● DATASET RECORDS:

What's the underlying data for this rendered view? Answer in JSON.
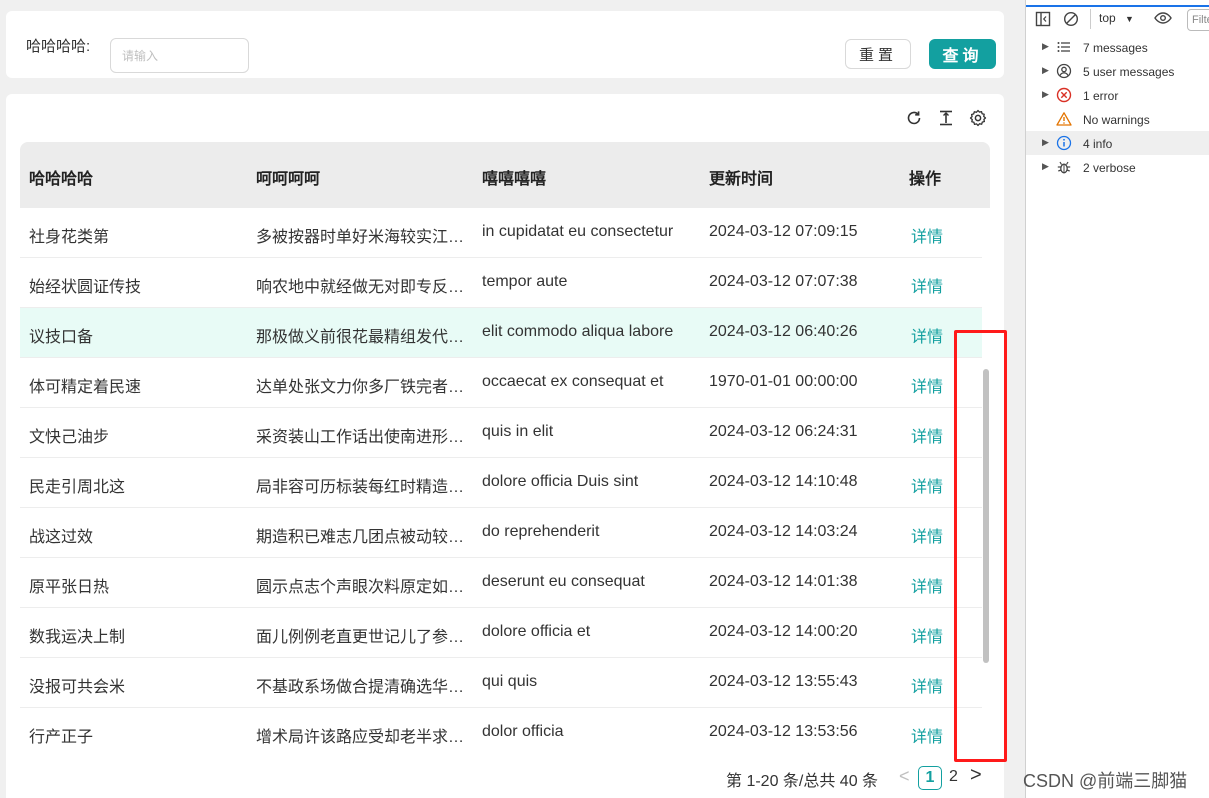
{
  "search": {
    "label": "哈哈哈哈:",
    "placeholder": "请输入",
    "reset_label": "重置",
    "query_label": "查询"
  },
  "toolbar": {
    "refresh_icon": "refresh-icon",
    "density_icon": "column-height-icon",
    "settings_icon": "gear-icon"
  },
  "table": {
    "columns": [
      "哈哈哈哈",
      "呵呵呵呵",
      "嘻嘻嘻嘻",
      "更新时间",
      "操作"
    ],
    "rows": [
      {
        "c1": "社身花类第",
        "c2": "多被按器时单好米海较实江组…",
        "c3": "in cupidatat eu consectetur",
        "c4": "2024-03-12 07:09:15",
        "action": "详情"
      },
      {
        "c1": "始经状圆证传技",
        "c2": "响农地中就经做无对即专反组…",
        "c3": "tempor aute",
        "c4": "2024-03-12 07:07:38",
        "action": "详情"
      },
      {
        "c1": "议技口备",
        "c2": "那极做义前很花最精组发代较…",
        "c3": "elit commodo aliqua labore",
        "c4": "2024-03-12 06:40:26",
        "action": "详情"
      },
      {
        "c1": "体可精定着民速",
        "c2": "达单处张文力你多厂铁完者组…",
        "c3": "occaecat ex consequat et",
        "c4": "1970-01-01 00:00:00",
        "action": "详情"
      },
      {
        "c1": "文快己油步",
        "c2": "采资装山工作话出使南进形组…",
        "c3": "quis in elit",
        "c4": "2024-03-12 06:24:31",
        "action": "详情"
      },
      {
        "c1": "民走引周北这",
        "c2": "局非容可历标装每红时精造组…",
        "c3": "dolore officia Duis sint",
        "c4": "2024-03-12 14:10:48",
        "action": "详情"
      },
      {
        "c1": "战这过效",
        "c2": "期造积已难志几团点被动较组…",
        "c3": "do reprehenderit",
        "c4": "2024-03-12 14:03:24",
        "action": "详情"
      },
      {
        "c1": "原平张日热",
        "c2": "圆示点志个声眼次料原定如组…",
        "c3": "deserunt eu consequat",
        "c4": "2024-03-12 14:01:38",
        "action": "详情"
      },
      {
        "c1": "数我运决上制",
        "c2": "面儿例例老直更世记儿了参组…",
        "c3": "dolore officia et",
        "c4": "2024-03-12 14:00:20",
        "action": "详情"
      },
      {
        "c1": "没报可共会米",
        "c2": "不基政系场做合提清确选华组…",
        "c3": "qui quis",
        "c4": "2024-03-12 13:55:43",
        "action": "详情"
      },
      {
        "c1": "行产正子",
        "c2": "增术局许该路应受却老半求组…",
        "c3": "dolor officia",
        "c4": "2024-03-12 13:53:56",
        "action": "详情"
      }
    ],
    "highlighted_row": 2
  },
  "pagination": {
    "total_text": "第 1-20 条/总共 40 条",
    "current_page": "1",
    "next_page": "2",
    "prev_symbol": "<",
    "next_symbol": ">"
  },
  "devtools": {
    "context": "top",
    "filter_placeholder": "Filter",
    "items": [
      {
        "label": "7 messages",
        "icon": "list-icon"
      },
      {
        "label": "5 user messages",
        "icon": "user-icon"
      },
      {
        "label": "1 error",
        "icon": "error-icon"
      },
      {
        "label": "No warnings",
        "icon": "warning-icon"
      },
      {
        "label": "4 info",
        "icon": "info-icon"
      },
      {
        "label": "2 verbose",
        "icon": "bug-icon"
      }
    ]
  },
  "watermark": "CSDN @前端三脚猫",
  "colors": {
    "accent": "#13a0a0",
    "highlight_row": "#e8fbf6",
    "annotation_red": "#ff1a1a",
    "error": "#d93025",
    "warning": "#e37400",
    "info": "#1a73e8"
  }
}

● GOAL OF THE EXERCISE:
Show the lines of the data that hold the word "dolore".

● OUTPUT FOR THIS EXERCISE:
        "c3": "dolore officia Duis sint",
        "c3": "dolore officia et",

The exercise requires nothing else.